> [TASK TO COMPLETE]: Using the records below, locate all lines containing "mult" and return them.

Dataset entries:

==================================================

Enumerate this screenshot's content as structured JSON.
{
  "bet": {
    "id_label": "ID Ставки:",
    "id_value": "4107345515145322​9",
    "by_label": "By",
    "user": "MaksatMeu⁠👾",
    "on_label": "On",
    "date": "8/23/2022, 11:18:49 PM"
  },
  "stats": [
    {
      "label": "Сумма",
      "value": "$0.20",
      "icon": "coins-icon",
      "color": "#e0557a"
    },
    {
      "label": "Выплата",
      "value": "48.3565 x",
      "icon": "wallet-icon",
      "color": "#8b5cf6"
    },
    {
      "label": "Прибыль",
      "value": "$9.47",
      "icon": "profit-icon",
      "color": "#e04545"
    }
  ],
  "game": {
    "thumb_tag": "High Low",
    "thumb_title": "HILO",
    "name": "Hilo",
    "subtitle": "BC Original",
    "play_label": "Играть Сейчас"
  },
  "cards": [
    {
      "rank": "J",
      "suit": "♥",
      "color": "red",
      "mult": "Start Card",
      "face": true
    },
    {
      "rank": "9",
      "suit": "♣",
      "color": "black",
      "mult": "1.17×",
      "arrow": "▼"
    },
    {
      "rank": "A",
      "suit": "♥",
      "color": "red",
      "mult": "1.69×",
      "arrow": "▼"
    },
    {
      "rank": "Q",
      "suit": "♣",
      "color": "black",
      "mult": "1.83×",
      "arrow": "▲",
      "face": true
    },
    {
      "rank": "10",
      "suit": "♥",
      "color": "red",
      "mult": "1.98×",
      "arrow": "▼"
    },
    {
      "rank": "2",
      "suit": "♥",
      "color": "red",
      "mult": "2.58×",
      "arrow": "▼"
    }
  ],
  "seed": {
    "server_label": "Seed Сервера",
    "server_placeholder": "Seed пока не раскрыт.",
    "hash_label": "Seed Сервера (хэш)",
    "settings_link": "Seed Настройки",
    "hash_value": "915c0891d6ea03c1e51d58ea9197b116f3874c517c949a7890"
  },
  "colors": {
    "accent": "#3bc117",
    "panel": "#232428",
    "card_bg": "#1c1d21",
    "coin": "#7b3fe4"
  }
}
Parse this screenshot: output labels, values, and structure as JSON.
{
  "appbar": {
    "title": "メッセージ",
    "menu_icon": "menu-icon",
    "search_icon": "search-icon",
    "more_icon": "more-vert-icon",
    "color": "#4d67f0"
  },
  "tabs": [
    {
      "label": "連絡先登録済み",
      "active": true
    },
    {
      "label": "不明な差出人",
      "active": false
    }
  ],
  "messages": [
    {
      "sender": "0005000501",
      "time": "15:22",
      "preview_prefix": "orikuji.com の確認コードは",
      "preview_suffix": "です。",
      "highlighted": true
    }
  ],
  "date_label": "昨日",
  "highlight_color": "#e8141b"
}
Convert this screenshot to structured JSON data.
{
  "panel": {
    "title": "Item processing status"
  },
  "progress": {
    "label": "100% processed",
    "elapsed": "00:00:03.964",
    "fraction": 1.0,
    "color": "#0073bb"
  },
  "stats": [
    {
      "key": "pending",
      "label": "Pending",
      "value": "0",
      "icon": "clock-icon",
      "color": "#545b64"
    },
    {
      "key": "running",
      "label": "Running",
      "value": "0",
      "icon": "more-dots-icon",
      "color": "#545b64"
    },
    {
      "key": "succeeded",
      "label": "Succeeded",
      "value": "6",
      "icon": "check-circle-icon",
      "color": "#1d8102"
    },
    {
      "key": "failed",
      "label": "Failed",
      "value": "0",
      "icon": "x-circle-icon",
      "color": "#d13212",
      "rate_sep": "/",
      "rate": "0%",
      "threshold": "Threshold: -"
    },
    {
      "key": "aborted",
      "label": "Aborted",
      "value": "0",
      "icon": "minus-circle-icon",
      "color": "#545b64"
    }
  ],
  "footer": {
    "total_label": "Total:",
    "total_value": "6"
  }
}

==================================================

> [EXERCISE RESPONSE]:
      "mult": "Start Card",
      "mult": "1.17×",
      "mult": "1.69×",
      "mult": "1.83×",
      "mult": "1.98×",
      "mult": "2.58×",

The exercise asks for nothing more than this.